Data entries
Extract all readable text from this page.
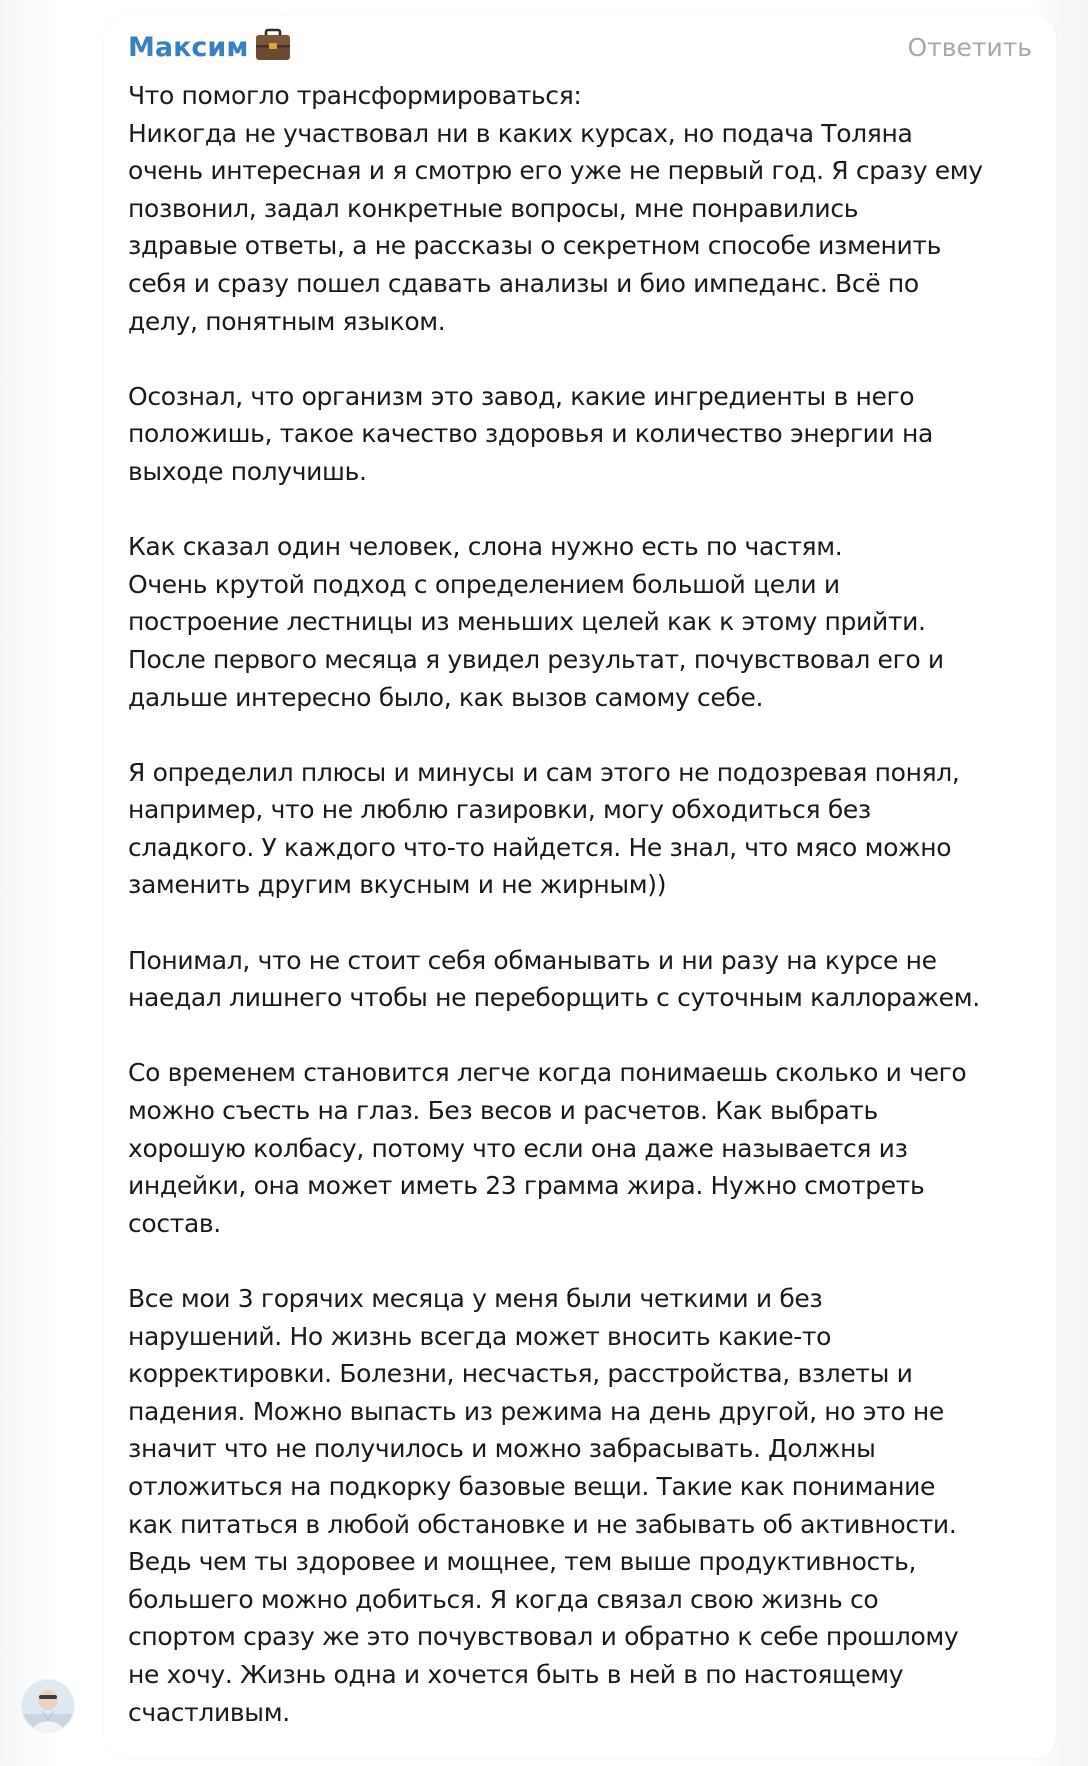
Максим	Ответить
Что помогло трансформироваться:
Никогда не участвовал ни в каких курсах, но подача Толяна
очень интересная и я смотрю его уже не первый год. Я сразу ему
позвонил, задал конкретные вопросы, мне понравились
здравые ответы, а не рассказы о секретном способе изменить
себя и сразу пошел сдавать анализы и био импеданс. Всё по
делу, понятным языком.
Осознал, что организм это завод, какие ингредиенты в него
положишь, такое качество здоровья и количество энергии на
выходе получишь.
Как сказал один человек, слона нужно есть по частям.
Очень крутой подход с определением большой цели и
построение лестницы из меньших целей как к этому прийти.
После первого месяца я увидел результат, почувствовал его и
дальше интересно было, как вызов самому себе.
Я определил плюсы и минусы и сам этого не подозревая понял,
например, что не люблю газировки, могу обходиться без
сладкого. У каждого что-то найдется. Не знал, что мясо можно
заменить другим вкусным и не жирным))
Понимал, что не стоит себя обманывать и ни разу на курсе не
наедал лишнего чтобы не переборщить с суточным каллоражем.
Со временем становится легче когда понимаешь сколько и чего
можно съесть на глаз. Без весов и расчетов. Как выбрать
хорошую колбасу, потому что если она даже называется из
индейки, она может иметь 23 грамма жира. Нужно смотреть
состав.
Все мои 3 горячих месяца у меня были четкими и без
нарушений. Но жизнь всегда может вносить какие-то
корректировки. Болезни, несчастья, расстройства, взлеты и
падения. Можно выпасть из режима на день другой, но это не
значит что не получилось и можно забрасывать. Должны
отложиться на подкорку базовые вещи. Такие как понимание
как питаться в любой обстановке и не забывать об активности.
Ведь чем ты здоровее и мощнее, тем выше продуктивность,
большего можно добиться. Я когда связал свою жизнь со
спортом сразу же это почувствовал и обратно к себе прошлому
не хочу. Жизнь одна и хочется быть в ней в по настоящему
счастливым.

▸ Description of the task
Reproduce the whole listing above word for word, but not its pictures.

▸ Task result
Extract all readable text from this page.
Максим	Ответить
Что помогло трансформироваться:
Никогда не участвовал ни в каких курсах, но подача Толяна
очень интересная и я смотрю его уже не первый год. Я сразу ему
позвонил, задал конкретные вопросы, мне понравились
здравые ответы, а не рассказы о секретном способе изменить
себя и сразу пошел сдавать анализы и био импеданс. Всё по
делу, понятным языком.
Осознал, что организм это завод, какие ингредиенты в него
положишь, такое качество здоровья и количество энергии на
выходе получишь.
Как сказал один человек, слона нужно есть по частям.
Очень крутой подход с определением большой цели и
построение лестницы из меньших целей как к этому прийти.
После первого месяца я увидел результат, почувствовал его и
дальше интересно было, как вызов самому себе.
Я определил плюсы и минусы и сам этого не подозревая понял,
например, что не люблю газировки, могу обходиться без
сладкого. У каждого что-то найдется. Не знал, что мясо можно
заменить другим вкусным и не жирным))
Понимал, что не стоит себя обманывать и ни разу на курсе не
наедал лишнего чтобы не переборщить с суточным каллоражем.
Со временем становится легче когда понимаешь сколько и чего
можно съесть на глаз. Без весов и расчетов. Как выбрать
хорошую колбасу, потому что если она даже называется из
индейки, она может иметь 23 грамма жира. Нужно смотреть
состав.
Все мои 3 горячих месяца у меня были четкими и без
нарушений. Но жизнь всегда может вносить какие-то
корректировки. Болезни, несчастья, расстройства, взлеты и
падения. Можно выпасть из режима на день другой, но это не
значит что не получилось и можно забрасывать. Должны
отложиться на подкорку базовые вещи. Такие как понимание
как питаться в любой обстановке и не забывать об активности.
Ведь чем ты здоровее и мощнее, тем выше продуктивность,
большего можно добиться. Я когда связал свою жизнь со
спортом сразу же это почувствовал и обратно к себе прошлому
не хочу. Жизнь одна и хочется быть в ней в по настоящему
счастливым.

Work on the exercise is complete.